_Dataset_:
###

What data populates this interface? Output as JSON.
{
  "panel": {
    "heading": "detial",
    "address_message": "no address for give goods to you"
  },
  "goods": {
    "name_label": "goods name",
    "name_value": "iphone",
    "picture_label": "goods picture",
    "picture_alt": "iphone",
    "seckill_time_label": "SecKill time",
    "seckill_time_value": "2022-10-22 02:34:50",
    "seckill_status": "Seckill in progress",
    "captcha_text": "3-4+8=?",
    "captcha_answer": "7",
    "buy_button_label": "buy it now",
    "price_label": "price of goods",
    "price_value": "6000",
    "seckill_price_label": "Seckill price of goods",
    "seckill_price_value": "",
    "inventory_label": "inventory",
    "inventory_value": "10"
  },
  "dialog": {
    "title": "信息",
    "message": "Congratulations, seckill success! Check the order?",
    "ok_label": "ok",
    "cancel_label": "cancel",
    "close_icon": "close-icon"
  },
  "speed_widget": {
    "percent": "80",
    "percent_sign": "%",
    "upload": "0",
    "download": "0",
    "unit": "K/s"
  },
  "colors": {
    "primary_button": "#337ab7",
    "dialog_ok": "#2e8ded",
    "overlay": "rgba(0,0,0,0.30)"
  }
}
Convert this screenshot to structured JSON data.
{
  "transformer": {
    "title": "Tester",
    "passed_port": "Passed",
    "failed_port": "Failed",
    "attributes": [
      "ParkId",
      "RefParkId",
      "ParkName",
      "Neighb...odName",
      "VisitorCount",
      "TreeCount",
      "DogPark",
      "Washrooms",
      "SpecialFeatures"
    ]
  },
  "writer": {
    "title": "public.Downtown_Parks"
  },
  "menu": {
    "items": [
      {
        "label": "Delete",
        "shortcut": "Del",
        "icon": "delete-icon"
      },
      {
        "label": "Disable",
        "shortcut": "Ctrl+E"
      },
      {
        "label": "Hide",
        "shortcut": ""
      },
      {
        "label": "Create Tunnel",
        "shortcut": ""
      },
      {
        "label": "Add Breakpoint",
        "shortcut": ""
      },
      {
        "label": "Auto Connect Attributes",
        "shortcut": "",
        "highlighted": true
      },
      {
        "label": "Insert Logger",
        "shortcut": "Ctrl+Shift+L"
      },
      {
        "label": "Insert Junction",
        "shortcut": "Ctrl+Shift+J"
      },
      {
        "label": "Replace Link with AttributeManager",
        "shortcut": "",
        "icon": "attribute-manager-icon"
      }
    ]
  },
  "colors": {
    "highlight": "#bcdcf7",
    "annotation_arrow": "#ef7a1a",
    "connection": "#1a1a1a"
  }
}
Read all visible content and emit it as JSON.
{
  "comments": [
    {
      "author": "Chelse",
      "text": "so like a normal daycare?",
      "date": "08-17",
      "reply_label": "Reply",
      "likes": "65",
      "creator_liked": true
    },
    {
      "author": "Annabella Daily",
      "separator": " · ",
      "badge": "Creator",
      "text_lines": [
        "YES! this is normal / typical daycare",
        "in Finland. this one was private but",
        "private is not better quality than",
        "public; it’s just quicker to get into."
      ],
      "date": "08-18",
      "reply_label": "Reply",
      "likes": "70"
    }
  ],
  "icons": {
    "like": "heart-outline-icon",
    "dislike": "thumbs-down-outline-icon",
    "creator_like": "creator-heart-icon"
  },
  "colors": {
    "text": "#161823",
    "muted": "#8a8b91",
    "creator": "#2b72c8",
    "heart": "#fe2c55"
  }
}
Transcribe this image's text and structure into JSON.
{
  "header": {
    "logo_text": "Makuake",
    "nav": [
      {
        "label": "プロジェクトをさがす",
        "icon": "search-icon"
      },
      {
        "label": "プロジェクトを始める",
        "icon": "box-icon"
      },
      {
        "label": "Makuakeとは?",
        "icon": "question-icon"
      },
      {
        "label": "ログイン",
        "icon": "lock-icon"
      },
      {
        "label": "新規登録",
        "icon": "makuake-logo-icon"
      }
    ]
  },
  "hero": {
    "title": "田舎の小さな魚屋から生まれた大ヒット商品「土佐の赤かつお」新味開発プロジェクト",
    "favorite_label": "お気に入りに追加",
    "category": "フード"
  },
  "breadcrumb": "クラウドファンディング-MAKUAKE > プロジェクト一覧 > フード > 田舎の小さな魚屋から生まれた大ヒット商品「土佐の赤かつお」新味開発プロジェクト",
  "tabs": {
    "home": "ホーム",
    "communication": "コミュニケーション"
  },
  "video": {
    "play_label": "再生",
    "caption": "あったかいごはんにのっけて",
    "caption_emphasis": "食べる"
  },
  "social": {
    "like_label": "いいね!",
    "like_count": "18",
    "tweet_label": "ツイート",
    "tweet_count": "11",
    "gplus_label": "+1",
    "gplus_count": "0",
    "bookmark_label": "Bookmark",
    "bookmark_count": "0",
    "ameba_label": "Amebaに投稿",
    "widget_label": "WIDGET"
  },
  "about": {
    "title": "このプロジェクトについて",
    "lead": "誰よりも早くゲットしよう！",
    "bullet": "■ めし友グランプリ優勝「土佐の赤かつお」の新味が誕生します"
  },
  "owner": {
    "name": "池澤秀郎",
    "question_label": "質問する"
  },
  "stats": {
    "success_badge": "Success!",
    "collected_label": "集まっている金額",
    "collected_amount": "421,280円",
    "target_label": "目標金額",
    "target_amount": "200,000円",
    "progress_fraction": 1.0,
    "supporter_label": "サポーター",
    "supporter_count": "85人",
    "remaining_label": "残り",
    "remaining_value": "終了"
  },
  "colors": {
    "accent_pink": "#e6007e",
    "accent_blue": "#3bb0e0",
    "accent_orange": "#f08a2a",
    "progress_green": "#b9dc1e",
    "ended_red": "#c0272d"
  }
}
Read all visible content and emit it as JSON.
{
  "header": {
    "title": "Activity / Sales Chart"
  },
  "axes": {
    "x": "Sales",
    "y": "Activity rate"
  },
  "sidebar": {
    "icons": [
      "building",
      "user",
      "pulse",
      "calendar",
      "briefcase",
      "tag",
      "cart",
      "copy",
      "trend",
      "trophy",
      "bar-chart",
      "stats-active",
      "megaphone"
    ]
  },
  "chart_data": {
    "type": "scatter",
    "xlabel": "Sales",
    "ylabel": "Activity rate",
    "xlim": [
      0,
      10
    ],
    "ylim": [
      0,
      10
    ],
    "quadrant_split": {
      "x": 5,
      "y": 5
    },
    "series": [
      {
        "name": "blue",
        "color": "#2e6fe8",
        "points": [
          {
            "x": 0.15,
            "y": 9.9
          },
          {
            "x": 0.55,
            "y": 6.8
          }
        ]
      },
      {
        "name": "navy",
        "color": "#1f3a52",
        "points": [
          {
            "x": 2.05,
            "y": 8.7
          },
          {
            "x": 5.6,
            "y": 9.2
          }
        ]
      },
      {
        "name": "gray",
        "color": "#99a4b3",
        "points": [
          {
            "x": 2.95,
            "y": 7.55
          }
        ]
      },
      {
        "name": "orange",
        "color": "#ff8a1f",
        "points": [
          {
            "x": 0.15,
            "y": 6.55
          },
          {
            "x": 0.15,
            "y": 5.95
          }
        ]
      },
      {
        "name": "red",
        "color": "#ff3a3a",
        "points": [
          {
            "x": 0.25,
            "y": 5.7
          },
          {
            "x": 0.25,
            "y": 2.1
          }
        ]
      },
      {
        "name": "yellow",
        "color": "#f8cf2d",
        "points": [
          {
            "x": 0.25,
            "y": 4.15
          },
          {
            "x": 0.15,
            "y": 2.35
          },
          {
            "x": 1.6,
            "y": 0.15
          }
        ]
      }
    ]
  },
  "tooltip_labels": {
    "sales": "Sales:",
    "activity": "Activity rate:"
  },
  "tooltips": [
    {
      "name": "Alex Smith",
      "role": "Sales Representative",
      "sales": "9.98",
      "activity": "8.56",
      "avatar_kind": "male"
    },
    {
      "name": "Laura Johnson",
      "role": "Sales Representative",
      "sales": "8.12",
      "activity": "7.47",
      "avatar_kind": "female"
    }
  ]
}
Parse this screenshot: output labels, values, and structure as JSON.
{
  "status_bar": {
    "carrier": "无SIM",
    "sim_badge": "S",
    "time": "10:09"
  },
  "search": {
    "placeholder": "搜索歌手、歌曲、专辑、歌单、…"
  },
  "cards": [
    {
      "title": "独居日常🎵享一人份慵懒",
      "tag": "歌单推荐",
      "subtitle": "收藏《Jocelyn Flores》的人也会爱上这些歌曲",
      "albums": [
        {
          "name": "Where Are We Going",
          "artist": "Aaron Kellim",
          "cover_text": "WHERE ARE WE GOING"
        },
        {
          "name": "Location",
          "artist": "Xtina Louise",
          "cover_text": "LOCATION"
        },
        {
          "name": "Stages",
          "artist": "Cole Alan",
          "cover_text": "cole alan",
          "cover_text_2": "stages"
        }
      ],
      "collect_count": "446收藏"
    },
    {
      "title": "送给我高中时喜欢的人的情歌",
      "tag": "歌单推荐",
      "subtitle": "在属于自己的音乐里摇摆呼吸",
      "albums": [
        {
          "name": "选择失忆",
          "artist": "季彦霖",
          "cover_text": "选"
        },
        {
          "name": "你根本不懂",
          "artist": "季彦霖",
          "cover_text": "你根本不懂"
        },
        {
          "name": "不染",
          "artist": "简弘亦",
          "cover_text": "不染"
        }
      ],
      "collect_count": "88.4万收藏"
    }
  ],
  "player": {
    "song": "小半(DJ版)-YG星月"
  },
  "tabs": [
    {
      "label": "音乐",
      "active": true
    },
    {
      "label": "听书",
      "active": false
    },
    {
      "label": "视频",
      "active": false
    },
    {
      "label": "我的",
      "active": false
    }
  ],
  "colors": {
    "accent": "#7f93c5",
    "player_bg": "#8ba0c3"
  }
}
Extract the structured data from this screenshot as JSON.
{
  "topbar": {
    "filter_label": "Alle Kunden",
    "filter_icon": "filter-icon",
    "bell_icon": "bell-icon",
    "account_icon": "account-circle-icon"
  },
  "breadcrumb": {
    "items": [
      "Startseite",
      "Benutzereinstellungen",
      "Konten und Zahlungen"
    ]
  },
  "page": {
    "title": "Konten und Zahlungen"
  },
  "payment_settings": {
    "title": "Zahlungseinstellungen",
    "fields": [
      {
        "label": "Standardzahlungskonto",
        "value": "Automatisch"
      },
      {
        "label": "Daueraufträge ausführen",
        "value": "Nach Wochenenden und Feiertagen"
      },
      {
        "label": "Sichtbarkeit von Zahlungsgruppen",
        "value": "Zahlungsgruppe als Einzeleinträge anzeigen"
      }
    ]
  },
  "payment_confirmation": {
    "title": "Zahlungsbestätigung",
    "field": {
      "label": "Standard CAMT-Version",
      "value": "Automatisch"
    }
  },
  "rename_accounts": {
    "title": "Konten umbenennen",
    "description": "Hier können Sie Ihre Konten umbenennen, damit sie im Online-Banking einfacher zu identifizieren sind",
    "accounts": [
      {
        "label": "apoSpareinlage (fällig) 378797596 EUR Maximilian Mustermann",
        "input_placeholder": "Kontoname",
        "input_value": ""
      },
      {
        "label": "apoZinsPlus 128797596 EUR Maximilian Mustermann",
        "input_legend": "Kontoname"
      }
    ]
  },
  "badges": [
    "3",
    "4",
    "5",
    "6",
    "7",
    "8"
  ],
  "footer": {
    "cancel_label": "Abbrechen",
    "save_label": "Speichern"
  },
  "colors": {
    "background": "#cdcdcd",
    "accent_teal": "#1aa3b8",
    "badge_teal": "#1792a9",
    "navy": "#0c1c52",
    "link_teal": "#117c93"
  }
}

###

_Instructions for the task_: Tally the lines of the records holding the word "Insert", then state only the tally.

_Solved exercise_: 2